What needs to be done: Pull out every line below that contains the word "Finkenwaerder".

(Dataset records)

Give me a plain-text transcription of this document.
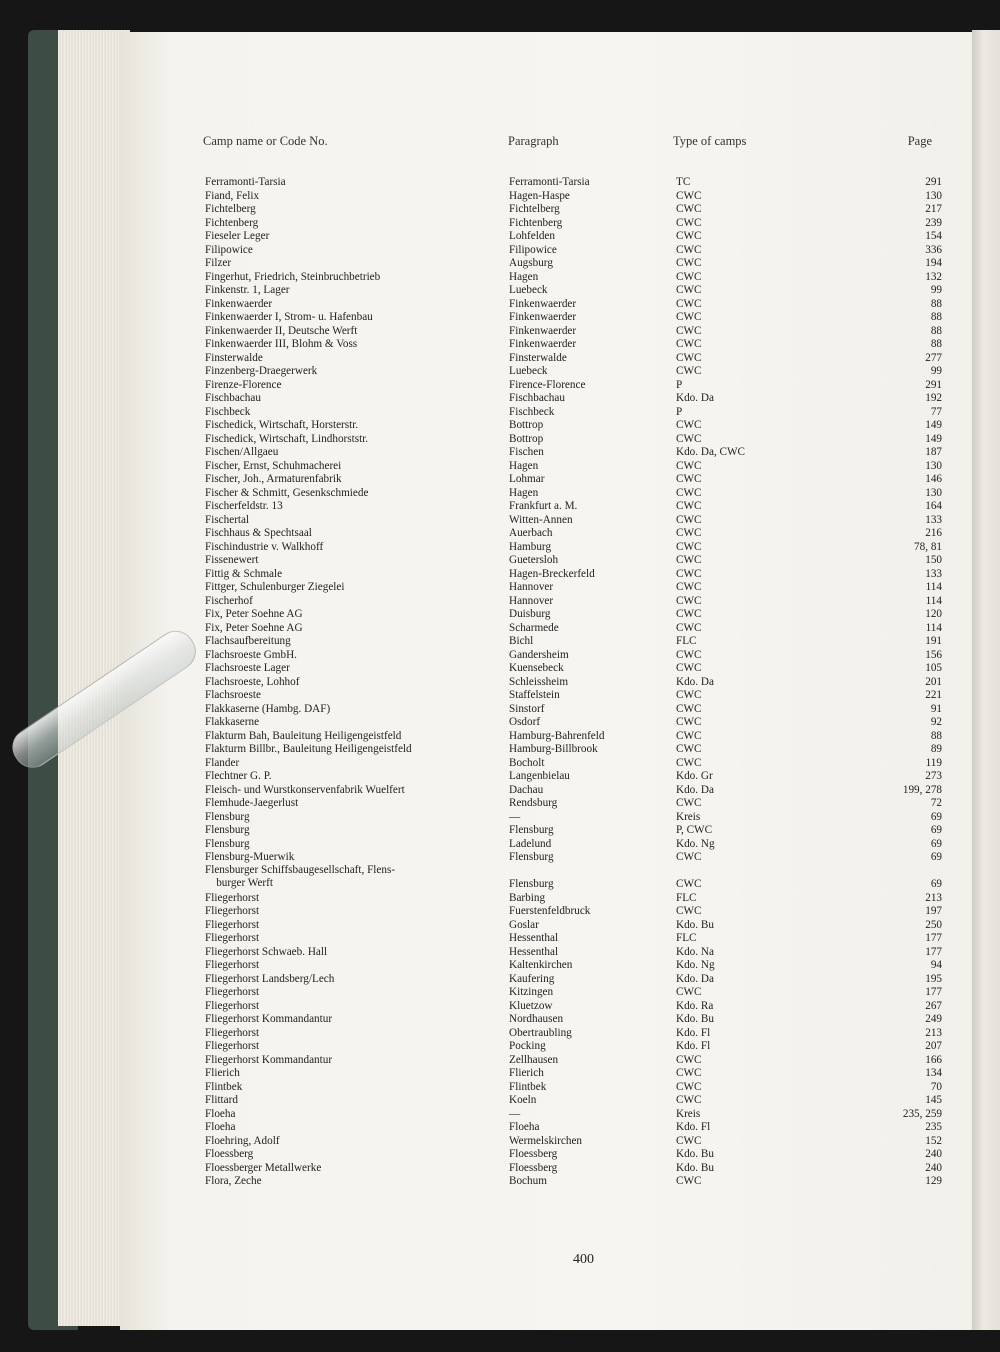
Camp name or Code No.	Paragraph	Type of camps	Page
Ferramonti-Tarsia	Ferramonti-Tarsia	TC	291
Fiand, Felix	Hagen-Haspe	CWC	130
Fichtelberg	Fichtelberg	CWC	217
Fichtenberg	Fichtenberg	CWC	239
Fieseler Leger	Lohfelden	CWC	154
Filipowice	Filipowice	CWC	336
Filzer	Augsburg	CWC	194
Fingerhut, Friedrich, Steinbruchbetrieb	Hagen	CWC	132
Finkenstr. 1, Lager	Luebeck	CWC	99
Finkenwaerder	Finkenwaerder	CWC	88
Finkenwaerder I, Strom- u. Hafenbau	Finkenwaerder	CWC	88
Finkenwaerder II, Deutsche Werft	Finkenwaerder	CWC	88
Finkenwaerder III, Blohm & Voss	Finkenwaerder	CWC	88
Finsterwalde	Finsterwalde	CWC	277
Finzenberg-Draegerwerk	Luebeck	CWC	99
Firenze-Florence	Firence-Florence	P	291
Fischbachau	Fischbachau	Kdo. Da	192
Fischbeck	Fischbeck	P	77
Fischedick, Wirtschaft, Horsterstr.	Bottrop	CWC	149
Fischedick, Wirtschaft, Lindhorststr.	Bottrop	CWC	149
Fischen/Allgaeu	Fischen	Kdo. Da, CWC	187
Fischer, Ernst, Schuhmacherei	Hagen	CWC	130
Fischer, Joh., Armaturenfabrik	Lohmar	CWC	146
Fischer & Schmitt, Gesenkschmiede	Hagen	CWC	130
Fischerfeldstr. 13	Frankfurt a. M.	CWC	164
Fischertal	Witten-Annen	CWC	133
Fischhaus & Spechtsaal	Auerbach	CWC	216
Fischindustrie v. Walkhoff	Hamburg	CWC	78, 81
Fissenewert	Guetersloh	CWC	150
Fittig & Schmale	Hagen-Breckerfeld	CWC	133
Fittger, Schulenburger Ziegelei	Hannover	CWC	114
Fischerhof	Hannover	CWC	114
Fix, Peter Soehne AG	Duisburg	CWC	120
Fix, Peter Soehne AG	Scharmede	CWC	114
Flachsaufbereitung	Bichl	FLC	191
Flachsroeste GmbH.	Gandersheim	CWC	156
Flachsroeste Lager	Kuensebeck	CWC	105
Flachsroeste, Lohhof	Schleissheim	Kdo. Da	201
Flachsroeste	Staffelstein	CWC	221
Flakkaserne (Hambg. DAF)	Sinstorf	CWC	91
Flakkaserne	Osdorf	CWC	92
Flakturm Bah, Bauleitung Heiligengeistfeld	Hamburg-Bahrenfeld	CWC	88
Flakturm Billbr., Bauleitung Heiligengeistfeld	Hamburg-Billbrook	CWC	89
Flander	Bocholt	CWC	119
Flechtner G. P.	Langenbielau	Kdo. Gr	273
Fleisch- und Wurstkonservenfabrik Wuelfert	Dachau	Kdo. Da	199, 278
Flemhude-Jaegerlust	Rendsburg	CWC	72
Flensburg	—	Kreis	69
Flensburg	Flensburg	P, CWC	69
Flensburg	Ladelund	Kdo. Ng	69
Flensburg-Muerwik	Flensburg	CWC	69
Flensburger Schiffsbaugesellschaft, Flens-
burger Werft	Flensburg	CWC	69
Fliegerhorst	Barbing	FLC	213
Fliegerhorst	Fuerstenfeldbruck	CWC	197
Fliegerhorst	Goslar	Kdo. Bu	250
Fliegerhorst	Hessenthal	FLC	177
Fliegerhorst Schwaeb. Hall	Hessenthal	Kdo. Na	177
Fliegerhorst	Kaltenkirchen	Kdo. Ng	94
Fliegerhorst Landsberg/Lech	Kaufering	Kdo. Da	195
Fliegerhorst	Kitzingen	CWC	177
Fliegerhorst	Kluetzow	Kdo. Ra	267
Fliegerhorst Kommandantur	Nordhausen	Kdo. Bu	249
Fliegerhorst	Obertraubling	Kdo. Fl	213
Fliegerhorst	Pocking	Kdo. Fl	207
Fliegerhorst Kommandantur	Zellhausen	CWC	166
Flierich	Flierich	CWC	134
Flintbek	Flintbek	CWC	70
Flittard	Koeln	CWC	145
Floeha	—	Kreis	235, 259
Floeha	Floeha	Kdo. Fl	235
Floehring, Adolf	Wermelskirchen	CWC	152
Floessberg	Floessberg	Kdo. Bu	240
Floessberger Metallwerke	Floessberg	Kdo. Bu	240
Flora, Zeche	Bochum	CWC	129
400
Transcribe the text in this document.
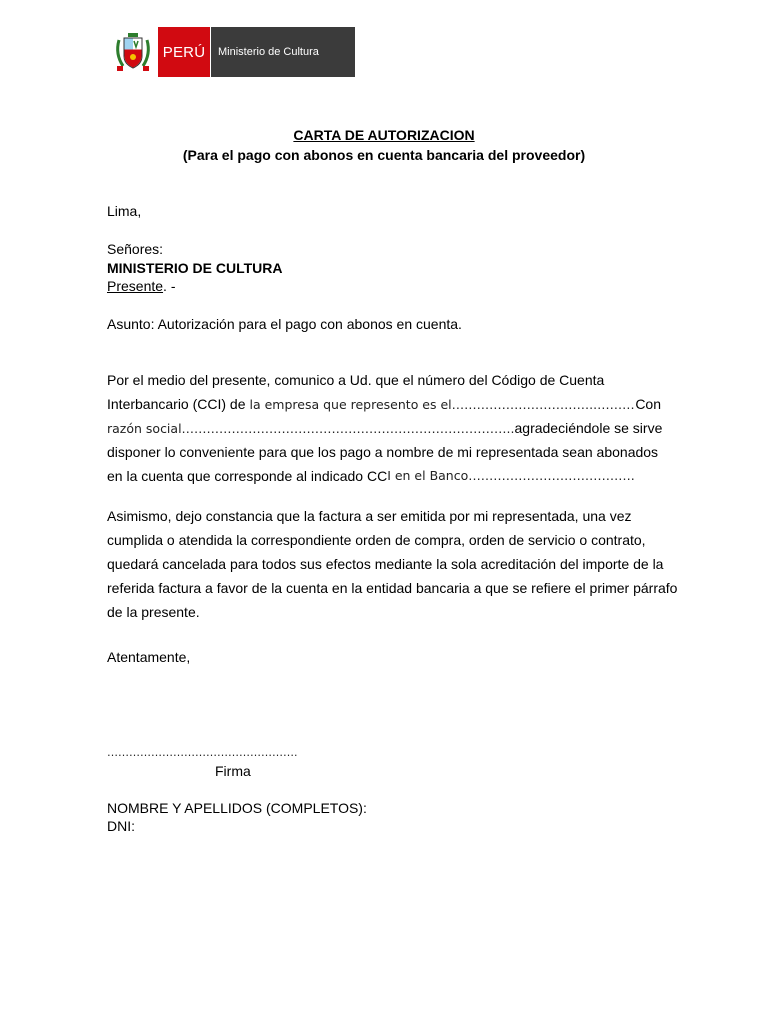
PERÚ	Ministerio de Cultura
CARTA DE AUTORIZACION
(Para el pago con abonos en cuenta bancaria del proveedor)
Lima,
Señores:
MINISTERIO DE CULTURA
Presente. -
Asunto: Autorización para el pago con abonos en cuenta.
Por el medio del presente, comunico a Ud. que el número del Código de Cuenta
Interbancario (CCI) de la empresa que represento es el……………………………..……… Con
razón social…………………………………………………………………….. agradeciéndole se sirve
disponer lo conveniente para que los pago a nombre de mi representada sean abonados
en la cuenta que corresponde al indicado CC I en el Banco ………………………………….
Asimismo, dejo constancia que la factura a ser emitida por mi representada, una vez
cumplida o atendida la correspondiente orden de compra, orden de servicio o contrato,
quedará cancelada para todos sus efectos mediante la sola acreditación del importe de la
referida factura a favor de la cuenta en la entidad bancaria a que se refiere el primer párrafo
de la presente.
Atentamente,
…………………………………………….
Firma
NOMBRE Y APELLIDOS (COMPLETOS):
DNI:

---

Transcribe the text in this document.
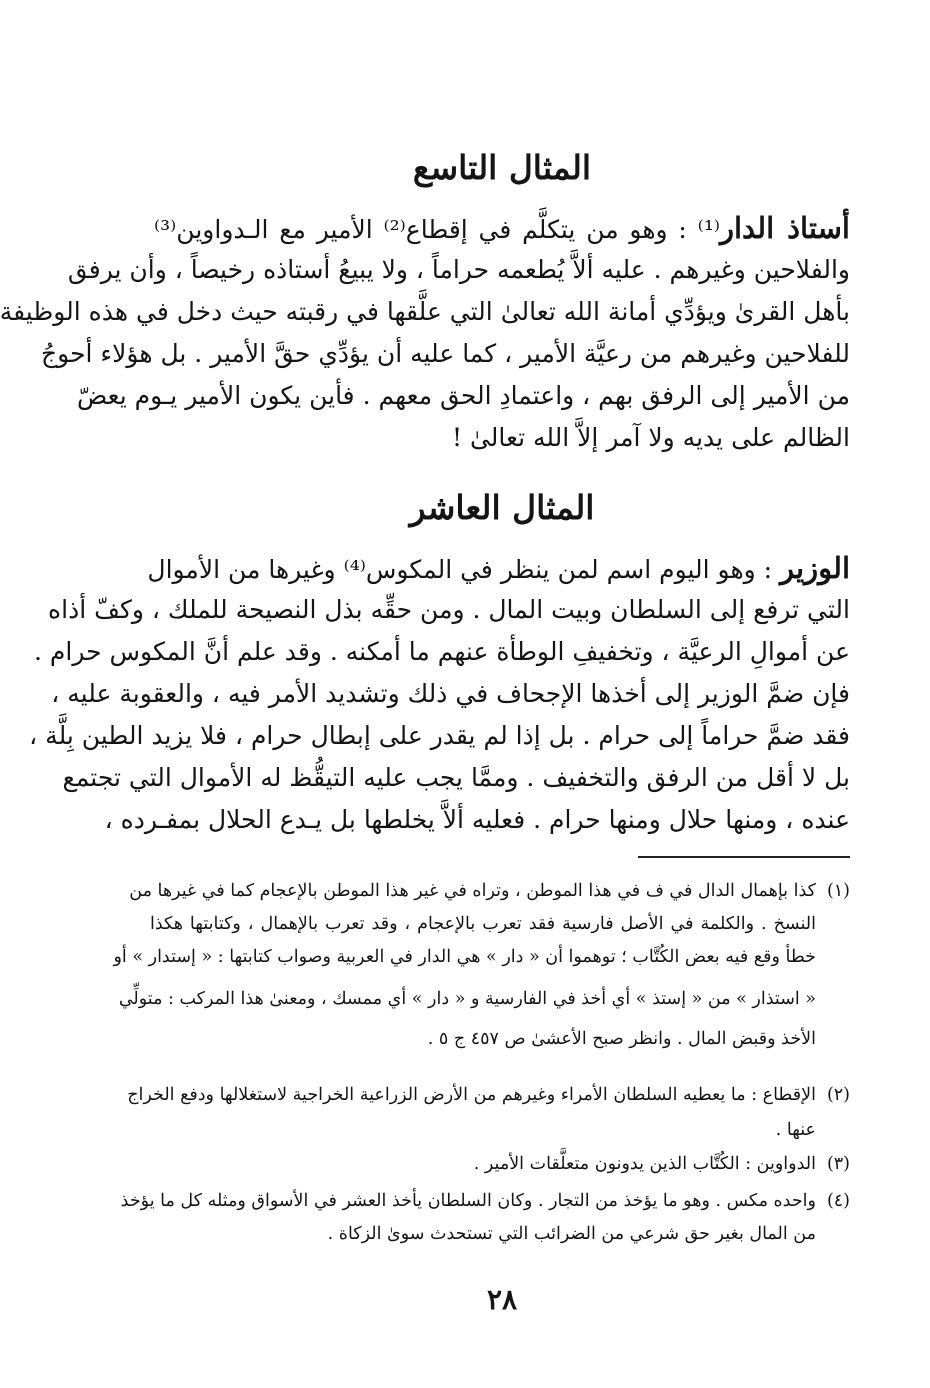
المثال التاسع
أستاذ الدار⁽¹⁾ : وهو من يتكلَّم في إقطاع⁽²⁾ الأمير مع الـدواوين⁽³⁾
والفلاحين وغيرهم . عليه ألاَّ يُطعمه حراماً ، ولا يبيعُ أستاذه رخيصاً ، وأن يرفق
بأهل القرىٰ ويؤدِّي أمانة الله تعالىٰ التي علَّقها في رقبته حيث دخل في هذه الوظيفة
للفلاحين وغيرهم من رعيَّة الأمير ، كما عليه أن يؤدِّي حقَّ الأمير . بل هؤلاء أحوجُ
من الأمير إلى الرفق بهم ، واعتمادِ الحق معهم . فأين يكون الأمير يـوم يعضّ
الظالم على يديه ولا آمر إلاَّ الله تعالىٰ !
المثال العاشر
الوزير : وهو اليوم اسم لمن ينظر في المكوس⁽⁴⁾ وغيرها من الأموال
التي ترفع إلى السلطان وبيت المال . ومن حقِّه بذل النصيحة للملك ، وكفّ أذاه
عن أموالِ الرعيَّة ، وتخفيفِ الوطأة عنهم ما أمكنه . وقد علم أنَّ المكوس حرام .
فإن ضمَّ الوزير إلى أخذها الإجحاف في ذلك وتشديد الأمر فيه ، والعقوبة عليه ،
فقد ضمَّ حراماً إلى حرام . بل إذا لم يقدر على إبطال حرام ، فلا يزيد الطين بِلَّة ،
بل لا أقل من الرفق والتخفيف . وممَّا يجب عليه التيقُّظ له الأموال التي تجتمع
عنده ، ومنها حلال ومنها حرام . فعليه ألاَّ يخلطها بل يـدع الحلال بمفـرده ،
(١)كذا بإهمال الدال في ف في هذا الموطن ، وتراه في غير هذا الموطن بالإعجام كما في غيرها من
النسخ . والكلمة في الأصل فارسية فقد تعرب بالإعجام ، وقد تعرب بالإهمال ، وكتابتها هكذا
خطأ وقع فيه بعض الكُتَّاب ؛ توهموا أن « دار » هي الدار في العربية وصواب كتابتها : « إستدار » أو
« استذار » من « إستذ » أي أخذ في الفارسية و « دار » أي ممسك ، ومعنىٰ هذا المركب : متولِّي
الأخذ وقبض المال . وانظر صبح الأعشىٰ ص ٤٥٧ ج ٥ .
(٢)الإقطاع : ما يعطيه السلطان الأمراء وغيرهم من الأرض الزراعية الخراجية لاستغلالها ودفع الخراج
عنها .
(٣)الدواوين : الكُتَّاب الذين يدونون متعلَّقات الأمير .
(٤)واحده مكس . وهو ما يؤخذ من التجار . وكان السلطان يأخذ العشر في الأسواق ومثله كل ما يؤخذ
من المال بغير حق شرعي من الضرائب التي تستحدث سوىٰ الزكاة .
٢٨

Task solution:
Finkenwaerder	Finkenwaerder	CWC	88
Finkenwaerder I, Strom- u. Hafenbau	Finkenwaerder	CWC	88
Finkenwaerder II, Deutsche Werft	Finkenwaerder	CWC	88
Finkenwaerder III, Blohm & Voss	Finkenwaerder	CWC	88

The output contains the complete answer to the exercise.